Second Generation Programmer

I have benefitted greatly from multiple readings of Elements of Programming by Alexander Stepanov and Paul McJones as well as From Mathematics to Generic Programming by Stepanov and Daniel Rose. Each time I read either work, I learn something new.

Multiply Like An Egyptian

One algorithm that receives extensive coverage in both books is the Egyptian multiplication algorithm. Here’s a simple, unoptimized version of that algorithm from Elements of Programming:

template<typename I, typename Op>
    requires(Integer(I) && BinaryOperation(Op))
Domain(Op) power_0(Domain(Op) a, I n, Op op)
{
    // Precondition: associative(op) ^ n > 0
    if (n == I(1)) return a;
    if (n % I(2) == I(0))
    return power_0(op(a, a), n / I(2), op);
    return op(power_0(op(a, a), n / I(2), op), a);
}

If you use plus<int> as the binary operation, the algorithm will perform multiplication (n x a) in O(log₂(n)) steps. If you take the exact same code, but use multiplies<int> as the binary operation, the algorithm will perform the operation of raising to a power (aⁿ), again in O(log₂(n)) steps. You’re not stuck with integers, either. The algorithm will work with any type that has an associative binary operation (a.k.a. a semigroup). Examples of semigroups include real numbers and polynomials.

#### Aim:
In the Egyptian multiplication post, what operation does the algorithm perform when multiplies<int> is used as the binary operation?

[Dataset items]

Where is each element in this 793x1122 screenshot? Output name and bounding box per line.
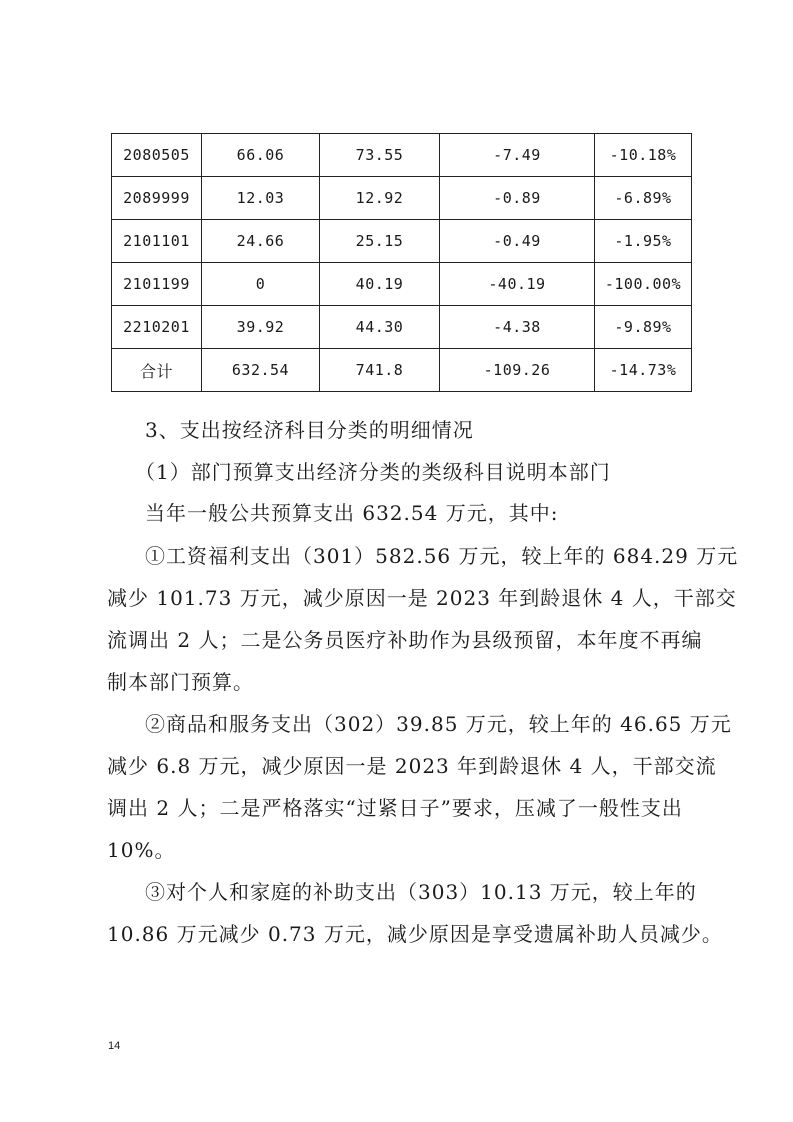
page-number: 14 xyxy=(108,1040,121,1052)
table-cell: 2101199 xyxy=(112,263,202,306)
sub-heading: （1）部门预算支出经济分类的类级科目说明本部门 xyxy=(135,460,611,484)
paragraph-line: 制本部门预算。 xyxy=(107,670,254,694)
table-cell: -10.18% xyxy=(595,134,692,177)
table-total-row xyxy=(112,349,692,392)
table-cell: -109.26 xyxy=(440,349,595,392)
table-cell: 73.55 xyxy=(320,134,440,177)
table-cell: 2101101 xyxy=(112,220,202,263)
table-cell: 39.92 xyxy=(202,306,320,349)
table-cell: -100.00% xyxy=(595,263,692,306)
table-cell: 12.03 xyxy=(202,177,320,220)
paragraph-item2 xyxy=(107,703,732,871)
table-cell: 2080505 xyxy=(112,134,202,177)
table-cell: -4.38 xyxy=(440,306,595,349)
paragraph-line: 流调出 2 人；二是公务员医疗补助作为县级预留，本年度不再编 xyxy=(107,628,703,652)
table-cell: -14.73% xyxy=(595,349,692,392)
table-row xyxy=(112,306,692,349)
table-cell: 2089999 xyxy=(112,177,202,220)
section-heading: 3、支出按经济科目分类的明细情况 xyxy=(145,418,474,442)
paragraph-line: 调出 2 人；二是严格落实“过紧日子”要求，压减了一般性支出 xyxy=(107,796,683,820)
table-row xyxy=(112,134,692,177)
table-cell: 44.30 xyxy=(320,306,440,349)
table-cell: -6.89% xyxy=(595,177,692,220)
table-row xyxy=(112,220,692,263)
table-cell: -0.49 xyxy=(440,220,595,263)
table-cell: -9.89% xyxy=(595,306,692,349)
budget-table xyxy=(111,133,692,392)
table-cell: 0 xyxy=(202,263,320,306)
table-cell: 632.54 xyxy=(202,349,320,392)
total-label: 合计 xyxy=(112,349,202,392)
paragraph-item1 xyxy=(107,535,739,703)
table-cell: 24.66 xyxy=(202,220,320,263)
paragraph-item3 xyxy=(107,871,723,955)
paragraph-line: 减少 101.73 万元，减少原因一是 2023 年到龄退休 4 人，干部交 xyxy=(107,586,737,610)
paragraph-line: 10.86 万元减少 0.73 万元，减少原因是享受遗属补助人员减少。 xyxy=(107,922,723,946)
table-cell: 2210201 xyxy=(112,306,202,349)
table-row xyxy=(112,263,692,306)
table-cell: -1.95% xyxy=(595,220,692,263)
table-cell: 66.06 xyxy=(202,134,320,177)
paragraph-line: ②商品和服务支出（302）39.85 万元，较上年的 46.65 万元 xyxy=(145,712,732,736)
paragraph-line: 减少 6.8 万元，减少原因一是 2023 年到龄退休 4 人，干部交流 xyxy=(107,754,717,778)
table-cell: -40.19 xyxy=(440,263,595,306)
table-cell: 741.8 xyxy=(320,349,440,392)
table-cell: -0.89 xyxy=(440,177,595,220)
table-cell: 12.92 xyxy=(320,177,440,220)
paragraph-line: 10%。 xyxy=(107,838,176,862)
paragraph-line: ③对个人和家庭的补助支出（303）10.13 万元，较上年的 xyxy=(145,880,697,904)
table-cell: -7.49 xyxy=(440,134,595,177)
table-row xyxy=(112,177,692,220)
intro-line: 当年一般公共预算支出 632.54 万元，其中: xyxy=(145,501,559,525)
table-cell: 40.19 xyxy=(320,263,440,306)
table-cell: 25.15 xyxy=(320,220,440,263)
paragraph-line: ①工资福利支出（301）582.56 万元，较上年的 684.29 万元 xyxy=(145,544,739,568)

#### Solution to the exercise:
It raises a to a power (aⁿ), in O(log₂(n)) steps.